Available data
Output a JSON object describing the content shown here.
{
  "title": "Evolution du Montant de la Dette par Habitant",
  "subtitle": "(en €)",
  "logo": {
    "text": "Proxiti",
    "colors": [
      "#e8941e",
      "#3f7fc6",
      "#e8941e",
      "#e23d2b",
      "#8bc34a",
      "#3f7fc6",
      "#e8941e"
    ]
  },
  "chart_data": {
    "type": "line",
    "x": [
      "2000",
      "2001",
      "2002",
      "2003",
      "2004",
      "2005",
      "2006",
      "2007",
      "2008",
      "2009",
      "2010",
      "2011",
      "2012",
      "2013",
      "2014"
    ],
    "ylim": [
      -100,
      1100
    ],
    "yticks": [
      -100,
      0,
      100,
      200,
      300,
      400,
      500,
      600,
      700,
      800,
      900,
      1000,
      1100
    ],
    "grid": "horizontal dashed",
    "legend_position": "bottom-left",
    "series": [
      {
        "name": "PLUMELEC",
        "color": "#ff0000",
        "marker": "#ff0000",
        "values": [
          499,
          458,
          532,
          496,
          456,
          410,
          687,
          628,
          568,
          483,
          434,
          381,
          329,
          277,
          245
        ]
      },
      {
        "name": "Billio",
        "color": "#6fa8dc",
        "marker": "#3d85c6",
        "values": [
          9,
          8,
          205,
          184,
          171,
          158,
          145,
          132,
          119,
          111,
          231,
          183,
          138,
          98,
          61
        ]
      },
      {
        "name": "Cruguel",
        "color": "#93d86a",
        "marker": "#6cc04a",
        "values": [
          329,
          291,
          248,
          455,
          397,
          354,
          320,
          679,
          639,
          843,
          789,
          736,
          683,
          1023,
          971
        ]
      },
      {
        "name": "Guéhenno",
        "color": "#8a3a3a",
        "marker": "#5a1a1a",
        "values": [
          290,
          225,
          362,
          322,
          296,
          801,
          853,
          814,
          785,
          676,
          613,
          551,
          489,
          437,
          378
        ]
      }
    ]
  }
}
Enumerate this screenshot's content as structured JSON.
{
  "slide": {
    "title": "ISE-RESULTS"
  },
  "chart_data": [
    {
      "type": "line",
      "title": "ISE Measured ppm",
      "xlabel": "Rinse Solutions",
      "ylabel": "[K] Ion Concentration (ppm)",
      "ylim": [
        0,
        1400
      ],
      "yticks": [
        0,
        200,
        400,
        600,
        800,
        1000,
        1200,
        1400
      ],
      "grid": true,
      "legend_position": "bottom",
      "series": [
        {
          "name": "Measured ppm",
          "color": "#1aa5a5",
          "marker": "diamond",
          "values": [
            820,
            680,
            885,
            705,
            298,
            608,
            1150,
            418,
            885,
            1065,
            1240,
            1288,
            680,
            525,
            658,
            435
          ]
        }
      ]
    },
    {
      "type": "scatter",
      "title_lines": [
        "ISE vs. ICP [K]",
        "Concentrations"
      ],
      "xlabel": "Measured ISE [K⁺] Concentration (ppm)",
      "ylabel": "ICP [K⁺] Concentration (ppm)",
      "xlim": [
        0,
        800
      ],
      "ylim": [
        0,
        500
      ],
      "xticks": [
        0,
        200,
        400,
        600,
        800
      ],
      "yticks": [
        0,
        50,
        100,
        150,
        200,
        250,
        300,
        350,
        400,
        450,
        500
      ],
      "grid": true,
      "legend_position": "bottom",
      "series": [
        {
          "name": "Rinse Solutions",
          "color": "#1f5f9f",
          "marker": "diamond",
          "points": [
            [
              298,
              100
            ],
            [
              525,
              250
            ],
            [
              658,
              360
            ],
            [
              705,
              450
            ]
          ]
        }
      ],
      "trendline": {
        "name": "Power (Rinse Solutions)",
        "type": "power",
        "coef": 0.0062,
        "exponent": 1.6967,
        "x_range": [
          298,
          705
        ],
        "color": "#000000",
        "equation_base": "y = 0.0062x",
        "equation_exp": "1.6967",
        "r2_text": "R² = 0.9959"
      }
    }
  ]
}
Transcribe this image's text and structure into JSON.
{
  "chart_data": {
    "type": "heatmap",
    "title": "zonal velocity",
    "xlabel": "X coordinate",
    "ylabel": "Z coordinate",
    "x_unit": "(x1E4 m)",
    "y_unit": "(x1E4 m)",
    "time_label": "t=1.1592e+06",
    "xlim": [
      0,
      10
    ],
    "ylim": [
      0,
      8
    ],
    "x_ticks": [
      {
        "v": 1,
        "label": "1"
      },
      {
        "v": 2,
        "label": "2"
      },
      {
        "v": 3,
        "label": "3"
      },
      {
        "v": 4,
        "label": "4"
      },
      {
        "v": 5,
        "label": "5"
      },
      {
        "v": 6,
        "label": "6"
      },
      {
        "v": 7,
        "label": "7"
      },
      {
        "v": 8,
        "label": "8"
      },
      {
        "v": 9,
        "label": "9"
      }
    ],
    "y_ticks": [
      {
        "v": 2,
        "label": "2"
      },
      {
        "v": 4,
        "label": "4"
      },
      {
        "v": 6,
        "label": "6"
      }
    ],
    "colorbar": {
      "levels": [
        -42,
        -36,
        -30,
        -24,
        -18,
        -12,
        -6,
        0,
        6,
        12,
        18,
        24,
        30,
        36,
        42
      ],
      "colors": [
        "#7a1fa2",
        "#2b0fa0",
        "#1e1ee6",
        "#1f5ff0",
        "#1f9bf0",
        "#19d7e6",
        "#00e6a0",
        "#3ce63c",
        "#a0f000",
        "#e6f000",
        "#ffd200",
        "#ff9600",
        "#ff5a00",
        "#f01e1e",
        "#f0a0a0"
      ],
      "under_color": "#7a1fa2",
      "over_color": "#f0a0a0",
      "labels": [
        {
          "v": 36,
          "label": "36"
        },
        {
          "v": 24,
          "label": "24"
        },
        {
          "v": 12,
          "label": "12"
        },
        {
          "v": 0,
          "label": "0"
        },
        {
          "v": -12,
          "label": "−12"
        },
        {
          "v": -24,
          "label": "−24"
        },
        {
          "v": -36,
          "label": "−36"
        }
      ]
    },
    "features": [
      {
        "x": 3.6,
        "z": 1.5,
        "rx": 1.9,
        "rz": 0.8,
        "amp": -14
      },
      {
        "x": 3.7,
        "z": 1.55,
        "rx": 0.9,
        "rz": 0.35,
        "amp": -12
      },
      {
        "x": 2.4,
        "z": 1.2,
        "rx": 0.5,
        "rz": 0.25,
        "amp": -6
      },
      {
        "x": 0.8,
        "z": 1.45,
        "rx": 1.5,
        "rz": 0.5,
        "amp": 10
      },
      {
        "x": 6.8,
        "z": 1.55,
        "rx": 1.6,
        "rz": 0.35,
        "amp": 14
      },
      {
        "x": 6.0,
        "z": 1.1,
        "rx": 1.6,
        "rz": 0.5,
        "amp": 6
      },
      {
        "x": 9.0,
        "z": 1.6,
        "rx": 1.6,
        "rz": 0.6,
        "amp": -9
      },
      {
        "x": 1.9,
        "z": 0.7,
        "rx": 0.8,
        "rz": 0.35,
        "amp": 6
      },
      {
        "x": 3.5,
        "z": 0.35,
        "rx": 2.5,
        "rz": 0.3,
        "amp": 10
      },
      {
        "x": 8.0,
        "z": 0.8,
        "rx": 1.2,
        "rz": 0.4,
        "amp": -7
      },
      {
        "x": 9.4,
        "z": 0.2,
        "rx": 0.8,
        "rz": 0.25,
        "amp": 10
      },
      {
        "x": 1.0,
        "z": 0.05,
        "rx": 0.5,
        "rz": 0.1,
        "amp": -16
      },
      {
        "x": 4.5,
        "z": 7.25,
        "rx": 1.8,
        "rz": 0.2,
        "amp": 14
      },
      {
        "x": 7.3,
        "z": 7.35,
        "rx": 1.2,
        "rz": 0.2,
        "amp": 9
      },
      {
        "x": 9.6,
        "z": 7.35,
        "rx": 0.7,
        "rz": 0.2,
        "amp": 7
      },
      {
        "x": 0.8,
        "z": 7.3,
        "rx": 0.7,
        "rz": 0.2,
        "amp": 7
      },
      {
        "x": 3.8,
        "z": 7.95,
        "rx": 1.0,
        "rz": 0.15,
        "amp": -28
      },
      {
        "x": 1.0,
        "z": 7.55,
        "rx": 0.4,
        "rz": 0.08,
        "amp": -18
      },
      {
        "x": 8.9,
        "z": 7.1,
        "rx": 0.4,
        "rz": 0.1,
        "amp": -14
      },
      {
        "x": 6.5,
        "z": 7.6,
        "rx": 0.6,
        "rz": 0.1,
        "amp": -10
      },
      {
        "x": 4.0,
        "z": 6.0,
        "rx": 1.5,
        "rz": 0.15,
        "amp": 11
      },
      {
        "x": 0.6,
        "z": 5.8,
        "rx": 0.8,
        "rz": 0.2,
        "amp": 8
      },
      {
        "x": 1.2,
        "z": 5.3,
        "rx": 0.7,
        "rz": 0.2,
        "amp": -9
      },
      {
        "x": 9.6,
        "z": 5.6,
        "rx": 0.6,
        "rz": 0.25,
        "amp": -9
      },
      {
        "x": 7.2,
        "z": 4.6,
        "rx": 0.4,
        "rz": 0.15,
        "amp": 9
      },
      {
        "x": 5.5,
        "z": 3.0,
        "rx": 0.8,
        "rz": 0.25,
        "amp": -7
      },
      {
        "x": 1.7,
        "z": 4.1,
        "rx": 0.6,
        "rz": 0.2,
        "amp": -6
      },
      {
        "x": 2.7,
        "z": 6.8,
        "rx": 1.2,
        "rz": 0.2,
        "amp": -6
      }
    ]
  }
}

Goal of the exercise
Filter the data, keeping only the lines that contain "coordinate".

Solution below
    "xlabel": "X coordinate",
    "ylabel": "Z coordinate",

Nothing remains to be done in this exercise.